# [What needs to be done]
Count every line in the following entries where the word "ընթացքում" appears. Give the count alone.

# [Information shown]

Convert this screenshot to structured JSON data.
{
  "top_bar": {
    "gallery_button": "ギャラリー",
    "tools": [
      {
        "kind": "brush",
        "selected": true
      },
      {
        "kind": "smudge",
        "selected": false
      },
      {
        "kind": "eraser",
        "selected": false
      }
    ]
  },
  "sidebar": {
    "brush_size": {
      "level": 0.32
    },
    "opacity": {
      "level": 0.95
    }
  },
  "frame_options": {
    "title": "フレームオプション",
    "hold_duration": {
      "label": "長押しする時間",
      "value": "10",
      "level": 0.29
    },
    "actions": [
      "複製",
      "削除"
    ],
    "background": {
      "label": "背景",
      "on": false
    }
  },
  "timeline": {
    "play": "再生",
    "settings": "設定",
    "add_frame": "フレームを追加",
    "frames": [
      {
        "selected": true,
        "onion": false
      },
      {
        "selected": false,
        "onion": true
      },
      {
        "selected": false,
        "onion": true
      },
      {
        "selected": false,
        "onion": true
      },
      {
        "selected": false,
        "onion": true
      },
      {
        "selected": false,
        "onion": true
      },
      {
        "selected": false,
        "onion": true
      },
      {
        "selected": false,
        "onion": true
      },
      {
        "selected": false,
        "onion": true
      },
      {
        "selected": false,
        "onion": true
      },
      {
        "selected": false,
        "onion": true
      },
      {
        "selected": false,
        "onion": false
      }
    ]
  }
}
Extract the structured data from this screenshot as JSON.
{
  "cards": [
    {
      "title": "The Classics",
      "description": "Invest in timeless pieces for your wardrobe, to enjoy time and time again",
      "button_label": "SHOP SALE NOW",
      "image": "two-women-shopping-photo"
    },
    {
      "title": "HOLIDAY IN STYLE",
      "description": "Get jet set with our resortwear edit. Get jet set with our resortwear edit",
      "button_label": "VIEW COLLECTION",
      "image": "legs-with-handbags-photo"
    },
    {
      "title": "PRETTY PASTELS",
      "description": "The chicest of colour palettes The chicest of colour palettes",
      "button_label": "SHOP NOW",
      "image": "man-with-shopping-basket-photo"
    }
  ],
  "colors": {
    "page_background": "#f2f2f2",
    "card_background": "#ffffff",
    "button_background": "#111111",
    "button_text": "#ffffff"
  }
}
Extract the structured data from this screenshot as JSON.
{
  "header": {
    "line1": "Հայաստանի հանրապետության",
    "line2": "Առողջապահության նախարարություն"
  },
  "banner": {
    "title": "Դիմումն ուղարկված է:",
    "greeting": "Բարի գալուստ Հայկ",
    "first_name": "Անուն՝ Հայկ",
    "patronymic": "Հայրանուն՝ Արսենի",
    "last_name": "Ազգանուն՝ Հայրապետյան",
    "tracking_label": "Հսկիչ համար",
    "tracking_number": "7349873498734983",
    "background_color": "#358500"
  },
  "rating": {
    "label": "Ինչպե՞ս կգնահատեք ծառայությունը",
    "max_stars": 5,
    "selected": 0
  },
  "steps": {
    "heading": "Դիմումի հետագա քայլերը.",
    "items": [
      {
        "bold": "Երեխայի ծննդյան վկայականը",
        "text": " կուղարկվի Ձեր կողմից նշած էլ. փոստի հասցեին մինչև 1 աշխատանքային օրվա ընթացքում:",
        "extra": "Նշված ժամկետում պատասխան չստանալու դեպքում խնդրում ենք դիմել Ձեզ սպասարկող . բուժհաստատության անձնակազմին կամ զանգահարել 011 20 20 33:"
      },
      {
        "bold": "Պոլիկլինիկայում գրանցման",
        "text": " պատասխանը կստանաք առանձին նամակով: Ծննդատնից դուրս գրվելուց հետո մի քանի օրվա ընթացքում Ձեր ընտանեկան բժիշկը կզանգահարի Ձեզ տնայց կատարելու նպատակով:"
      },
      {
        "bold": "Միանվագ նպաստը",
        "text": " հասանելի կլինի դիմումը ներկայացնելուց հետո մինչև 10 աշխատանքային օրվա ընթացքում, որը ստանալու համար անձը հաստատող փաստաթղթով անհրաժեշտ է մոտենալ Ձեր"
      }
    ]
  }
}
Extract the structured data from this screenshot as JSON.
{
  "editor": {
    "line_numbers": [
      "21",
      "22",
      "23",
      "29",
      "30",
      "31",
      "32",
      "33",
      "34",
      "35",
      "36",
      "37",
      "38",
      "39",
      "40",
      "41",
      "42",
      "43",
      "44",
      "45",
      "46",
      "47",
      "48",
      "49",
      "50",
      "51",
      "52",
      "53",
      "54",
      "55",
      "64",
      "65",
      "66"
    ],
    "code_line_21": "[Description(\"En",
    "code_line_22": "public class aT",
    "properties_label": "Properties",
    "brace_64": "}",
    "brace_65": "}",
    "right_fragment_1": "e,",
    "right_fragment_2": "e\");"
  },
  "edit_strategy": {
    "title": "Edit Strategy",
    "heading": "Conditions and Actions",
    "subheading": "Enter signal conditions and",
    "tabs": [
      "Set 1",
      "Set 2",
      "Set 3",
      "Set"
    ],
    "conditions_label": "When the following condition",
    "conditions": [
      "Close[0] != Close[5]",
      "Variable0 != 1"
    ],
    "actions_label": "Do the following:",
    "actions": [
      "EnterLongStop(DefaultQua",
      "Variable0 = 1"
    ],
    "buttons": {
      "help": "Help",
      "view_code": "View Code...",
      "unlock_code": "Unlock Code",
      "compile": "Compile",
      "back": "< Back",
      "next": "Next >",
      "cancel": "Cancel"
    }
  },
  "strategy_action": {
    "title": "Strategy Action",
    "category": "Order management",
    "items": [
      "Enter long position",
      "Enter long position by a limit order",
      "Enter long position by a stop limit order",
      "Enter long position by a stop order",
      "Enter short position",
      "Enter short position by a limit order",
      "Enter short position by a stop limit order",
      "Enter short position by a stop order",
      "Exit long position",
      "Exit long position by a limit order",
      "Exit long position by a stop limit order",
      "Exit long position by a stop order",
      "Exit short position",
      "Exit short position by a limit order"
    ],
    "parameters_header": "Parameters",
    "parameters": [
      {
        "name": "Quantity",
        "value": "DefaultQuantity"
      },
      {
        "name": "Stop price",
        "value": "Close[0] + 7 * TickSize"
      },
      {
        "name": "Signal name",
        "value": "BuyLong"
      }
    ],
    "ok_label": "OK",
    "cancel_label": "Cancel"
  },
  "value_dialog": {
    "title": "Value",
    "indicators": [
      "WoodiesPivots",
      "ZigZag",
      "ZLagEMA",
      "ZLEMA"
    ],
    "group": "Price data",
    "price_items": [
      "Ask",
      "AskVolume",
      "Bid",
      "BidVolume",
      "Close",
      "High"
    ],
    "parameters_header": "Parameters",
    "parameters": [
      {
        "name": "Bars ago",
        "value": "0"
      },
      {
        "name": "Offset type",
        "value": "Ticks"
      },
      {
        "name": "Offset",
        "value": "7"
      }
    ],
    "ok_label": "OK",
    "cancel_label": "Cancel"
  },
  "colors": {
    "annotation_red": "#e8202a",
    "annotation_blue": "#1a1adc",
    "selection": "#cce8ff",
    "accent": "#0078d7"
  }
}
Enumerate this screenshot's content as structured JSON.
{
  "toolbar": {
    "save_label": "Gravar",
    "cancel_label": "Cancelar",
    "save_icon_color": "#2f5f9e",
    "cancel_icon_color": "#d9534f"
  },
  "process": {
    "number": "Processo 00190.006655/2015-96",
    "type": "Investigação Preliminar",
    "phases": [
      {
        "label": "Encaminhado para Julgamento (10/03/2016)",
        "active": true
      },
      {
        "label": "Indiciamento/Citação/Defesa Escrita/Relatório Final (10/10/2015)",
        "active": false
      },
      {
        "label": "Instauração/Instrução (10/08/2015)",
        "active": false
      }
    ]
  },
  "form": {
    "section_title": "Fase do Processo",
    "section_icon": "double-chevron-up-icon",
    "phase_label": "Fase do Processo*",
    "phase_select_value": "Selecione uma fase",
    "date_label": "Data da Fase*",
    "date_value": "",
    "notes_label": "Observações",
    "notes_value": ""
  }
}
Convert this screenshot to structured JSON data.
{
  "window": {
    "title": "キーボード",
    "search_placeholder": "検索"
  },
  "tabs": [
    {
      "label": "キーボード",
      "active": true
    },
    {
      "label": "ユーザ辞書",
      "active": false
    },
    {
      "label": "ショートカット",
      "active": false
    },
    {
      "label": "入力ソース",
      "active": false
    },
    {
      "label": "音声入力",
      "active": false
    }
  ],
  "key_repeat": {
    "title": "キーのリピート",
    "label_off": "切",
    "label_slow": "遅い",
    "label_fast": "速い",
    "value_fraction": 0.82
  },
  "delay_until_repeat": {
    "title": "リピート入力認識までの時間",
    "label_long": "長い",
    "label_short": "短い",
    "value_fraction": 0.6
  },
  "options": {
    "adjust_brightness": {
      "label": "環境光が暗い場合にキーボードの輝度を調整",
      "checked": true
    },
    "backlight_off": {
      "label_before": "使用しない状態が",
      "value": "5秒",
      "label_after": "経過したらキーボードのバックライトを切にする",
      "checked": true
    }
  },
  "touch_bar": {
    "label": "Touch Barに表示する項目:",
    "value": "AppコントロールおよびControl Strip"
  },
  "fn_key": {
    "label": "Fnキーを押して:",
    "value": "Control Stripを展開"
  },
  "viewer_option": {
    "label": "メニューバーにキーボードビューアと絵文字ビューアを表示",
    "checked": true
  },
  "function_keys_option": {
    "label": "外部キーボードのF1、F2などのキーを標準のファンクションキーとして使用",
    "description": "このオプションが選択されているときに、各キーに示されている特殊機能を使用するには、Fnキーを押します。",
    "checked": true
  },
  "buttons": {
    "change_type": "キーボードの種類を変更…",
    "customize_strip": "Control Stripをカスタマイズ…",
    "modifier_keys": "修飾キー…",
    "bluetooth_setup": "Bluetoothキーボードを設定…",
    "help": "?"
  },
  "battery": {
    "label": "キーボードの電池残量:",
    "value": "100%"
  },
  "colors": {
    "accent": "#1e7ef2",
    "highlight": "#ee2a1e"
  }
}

# [Exercise response]
3